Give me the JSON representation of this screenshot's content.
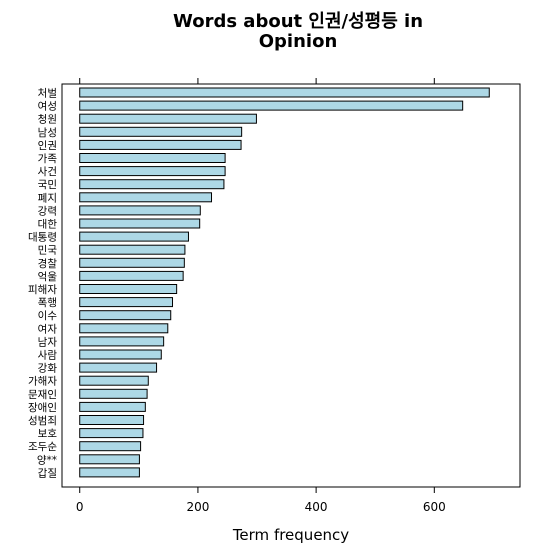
{
  "chart_data": {
    "type": "bar",
    "orientation": "horizontal",
    "title": [
      "Words about 인권/성평등 in",
      "Opinion"
    ],
    "xlabel": "Term frequency",
    "ylabel": "",
    "xlim": [
      -30,
      745
    ],
    "xticks": [
      0,
      200,
      400,
      600
    ],
    "grid": false,
    "legend": "none",
    "bar_color": "#add8e6",
    "bar_edge_color": "#000000",
    "categories": [
      "처벌",
      "여성",
      "청원",
      "남성",
      "인권",
      "가족",
      "사건",
      "국민",
      "폐지",
      "강력",
      "대한",
      "대통령",
      "민국",
      "경찰",
      "억울",
      "피해자",
      "폭행",
      "이수",
      "여자",
      "남자",
      "사람",
      "강화",
      "가해자",
      "문재인",
      "장애인",
      "성범죄",
      "보호",
      "조두순",
      "양**",
      "갑질"
    ],
    "values": [
      693,
      648,
      299,
      274,
      273,
      246,
      246,
      244,
      223,
      204,
      203,
      184,
      178,
      177,
      175,
      164,
      157,
      154,
      149,
      142,
      138,
      130,
      116,
      114,
      111,
      108,
      107,
      103,
      101,
      101
    ]
  }
}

---

» **What the task asks**
Without including the pictures, reproduce all entries exactly.

» **Solution below**
Give me the JSON representation of this screenshot's content.
{
  "chart_data": {
    "type": "bar",
    "orientation": "horizontal",
    "title": [
      "Words about 인권/성평등 in",
      "Opinion"
    ],
    "xlabel": "Term frequency",
    "ylabel": "",
    "xlim": [
      -30,
      745
    ],
    "xticks": [
      0,
      200,
      400,
      600
    ],
    "grid": false,
    "legend": "none",
    "bar_color": "#add8e6",
    "bar_edge_color": "#000000",
    "categories": [
      "처벌",
      "여성",
      "청원",
      "남성",
      "인권",
      "가족",
      "사건",
      "국민",
      "폐지",
      "강력",
      "대한",
      "대통령",
      "민국",
      "경찰",
      "억울",
      "피해자",
      "폭행",
      "이수",
      "여자",
      "남자",
      "사람",
      "강화",
      "가해자",
      "문재인",
      "장애인",
      "성범죄",
      "보호",
      "조두순",
      "양**",
      "갑질"
    ],
    "values": [
      693,
      648,
      299,
      274,
      273,
      246,
      246,
      244,
      223,
      204,
      203,
      184,
      178,
      177,
      175,
      164,
      157,
      154,
      149,
      142,
      138,
      130,
      116,
      114,
      111,
      108,
      107,
      103,
      101,
      101
    ]
  }
}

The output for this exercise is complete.